Dataset items:
⁂

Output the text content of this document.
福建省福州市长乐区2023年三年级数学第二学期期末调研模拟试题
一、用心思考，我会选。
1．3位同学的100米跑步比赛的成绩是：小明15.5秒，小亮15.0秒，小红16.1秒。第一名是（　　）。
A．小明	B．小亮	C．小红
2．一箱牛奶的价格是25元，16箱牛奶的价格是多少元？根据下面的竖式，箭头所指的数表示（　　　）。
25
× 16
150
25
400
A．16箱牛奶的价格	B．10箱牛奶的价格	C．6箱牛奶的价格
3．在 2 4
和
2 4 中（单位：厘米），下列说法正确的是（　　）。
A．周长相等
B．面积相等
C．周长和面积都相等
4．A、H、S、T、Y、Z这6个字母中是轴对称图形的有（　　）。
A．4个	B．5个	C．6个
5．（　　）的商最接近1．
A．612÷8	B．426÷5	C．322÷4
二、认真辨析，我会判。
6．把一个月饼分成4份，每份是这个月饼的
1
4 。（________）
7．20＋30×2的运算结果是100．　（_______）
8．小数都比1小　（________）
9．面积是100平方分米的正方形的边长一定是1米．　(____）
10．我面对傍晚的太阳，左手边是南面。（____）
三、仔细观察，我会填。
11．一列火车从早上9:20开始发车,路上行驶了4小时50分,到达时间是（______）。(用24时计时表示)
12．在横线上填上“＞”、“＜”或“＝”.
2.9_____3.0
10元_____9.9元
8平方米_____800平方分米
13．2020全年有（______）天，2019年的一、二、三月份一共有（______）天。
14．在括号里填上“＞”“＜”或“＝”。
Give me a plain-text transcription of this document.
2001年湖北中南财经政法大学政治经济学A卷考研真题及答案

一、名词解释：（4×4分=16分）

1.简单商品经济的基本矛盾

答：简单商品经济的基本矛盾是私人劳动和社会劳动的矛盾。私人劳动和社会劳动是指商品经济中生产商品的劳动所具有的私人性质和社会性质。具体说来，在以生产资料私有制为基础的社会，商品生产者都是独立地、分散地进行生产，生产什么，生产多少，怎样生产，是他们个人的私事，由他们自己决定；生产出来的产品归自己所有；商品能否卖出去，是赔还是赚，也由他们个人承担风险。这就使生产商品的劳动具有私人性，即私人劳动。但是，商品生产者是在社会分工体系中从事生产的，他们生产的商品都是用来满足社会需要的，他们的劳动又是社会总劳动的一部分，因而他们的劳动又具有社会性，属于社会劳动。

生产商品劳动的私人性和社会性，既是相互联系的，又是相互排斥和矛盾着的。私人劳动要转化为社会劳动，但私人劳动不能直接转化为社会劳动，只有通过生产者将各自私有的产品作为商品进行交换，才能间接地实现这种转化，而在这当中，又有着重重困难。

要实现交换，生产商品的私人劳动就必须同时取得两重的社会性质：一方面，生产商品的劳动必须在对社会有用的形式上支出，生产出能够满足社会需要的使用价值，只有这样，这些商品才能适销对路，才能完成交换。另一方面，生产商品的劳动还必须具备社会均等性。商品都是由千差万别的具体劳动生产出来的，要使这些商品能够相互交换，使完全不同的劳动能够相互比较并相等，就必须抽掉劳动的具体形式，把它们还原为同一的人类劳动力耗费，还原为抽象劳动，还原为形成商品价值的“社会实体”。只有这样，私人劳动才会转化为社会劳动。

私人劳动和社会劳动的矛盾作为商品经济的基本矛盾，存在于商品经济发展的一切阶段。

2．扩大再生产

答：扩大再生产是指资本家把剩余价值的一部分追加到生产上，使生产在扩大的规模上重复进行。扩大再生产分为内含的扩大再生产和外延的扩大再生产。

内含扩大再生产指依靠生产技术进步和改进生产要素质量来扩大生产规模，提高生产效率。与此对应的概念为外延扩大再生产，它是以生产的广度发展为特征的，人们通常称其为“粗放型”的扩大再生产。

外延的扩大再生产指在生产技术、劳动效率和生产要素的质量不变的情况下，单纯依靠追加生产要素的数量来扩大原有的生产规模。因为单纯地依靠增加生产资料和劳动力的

⁂

Written exercise:
Output all preceding records character for character.

Final result:
Output the text content of this document.
福建省福州市长乐区2023年三年级数学第二学期期末调研模拟试题
一、用心思考，我会选。
1．3位同学的100米跑步比赛的成绩是：小明15.5秒，小亮15.0秒，小红16.1秒。第一名是（　　）。
A．小明	B．小亮	C．小红
2．一箱牛奶的价格是25元，16箱牛奶的价格是多少元？根据下面的竖式，箭头所指的数表示（　　　）。
25
× 16
150
25
400
A．16箱牛奶的价格	B．10箱牛奶的价格	C．6箱牛奶的价格
3．在 2 4
和
2 4 中（单位：厘米），下列说法正确的是（　　）。
A．周长相等
B．面积相等
C．周长和面积都相等
4．A、H、S、T、Y、Z这6个字母中是轴对称图形的有（　　）。
A．4个	B．5个	C．6个
5．（　　）的商最接近1．
A．612÷8	B．426÷5	C．322÷4
二、认真辨析，我会判。
6．把一个月饼分成4份，每份是这个月饼的
1
4 。（________）
7．20＋30×2的运算结果是100．　（_______）
8．小数都比1小　（________）
9．面积是100平方分米的正方形的边长一定是1米．　(____）
10．我面对傍晚的太阳，左手边是南面。（____）
三、仔细观察，我会填。
11．一列火车从早上9:20开始发车,路上行驶了4小时50分,到达时间是（______）。(用24时计时表示)
12．在横线上填上“＞”、“＜”或“＝”.
2.9_____3.0
10元_____9.9元
8平方米_____800平方分米
13．2020全年有（______）天，2019年的一、二、三月份一共有（______）天。
14．在括号里填上“＞”“＜”或“＝”。
Give me a plain-text transcription of this document.
2001年湖北中南财经政法大学政治经济学A卷考研真题及答案

一、名词解释：（4×4分=16分）

1.简单商品经济的基本矛盾

答：简单商品经济的基本矛盾是私人劳动和社会劳动的矛盾。私人劳动和社会劳动是指商品经济中生产商品的劳动所具有的私人性质和社会性质。具体说来，在以生产资料私有制为基础的社会，商品生产者都是独立地、分散地进行生产，生产什么，生产多少，怎样生产，是他们个人的私事，由他们自己决定；生产出来的产品归自己所有；商品能否卖出去，是赔还是赚，也由他们个人承担风险。这就使生产商品的劳动具有私人性，即私人劳动。但是，商品生产者是在社会分工体系中从事生产的，他们生产的商品都是用来满足社会需要的，他们的劳动又是社会总劳动的一部分，因而他们的劳动又具有社会性，属于社会劳动。

生产商品劳动的私人性和社会性，既是相互联系的，又是相互排斥和矛盾着的。私人劳动要转化为社会劳动，但私人劳动不能直接转化为社会劳动，只有通过生产者将各自私有的产品作为商品进行交换，才能间接地实现这种转化，而在这当中，又有着重重困难。

要实现交换，生产商品的私人劳动就必须同时取得两重的社会性质：一方面，生产商品的劳动必须在对社会有用的形式上支出，生产出能够满足社会需要的使用价值，只有这样，这些商品才能适销对路，才能完成交换。另一方面，生产商品的劳动还必须具备社会均等性。商品都是由千差万别的具体劳动生产出来的，要使这些商品能够相互交换，使完全不同的劳动能够相互比较并相等，就必须抽掉劳动的具体形式，把它们还原为同一的人类劳动力耗费，还原为抽象劳动，还原为形成商品价值的“社会实体”。只有这样，私人劳动才会转化为社会劳动。

私人劳动和社会劳动的矛盾作为商品经济的基本矛盾，存在于商品经济发展的一切阶段。

2．扩大再生产

答：扩大再生产是指资本家把剩余价值的一部分追加到生产上，使生产在扩大的规模上重复进行。扩大再生产分为内含的扩大再生产和外延的扩大再生产。

内含扩大再生产指依靠生产技术进步和改进生产要素质量来扩大生产规模，提高生产效率。与此对应的概念为外延扩大再生产，它是以生产的广度发展为特征的，人们通常称其为“粗放型”的扩大再生产。

外延的扩大再生产指在生产技术、劳动效率和生产要素的质量不变的情况下，单纯依靠追加生产要素的数量来扩大原有的生产规模。因为单纯地依靠增加生产资料和劳动力的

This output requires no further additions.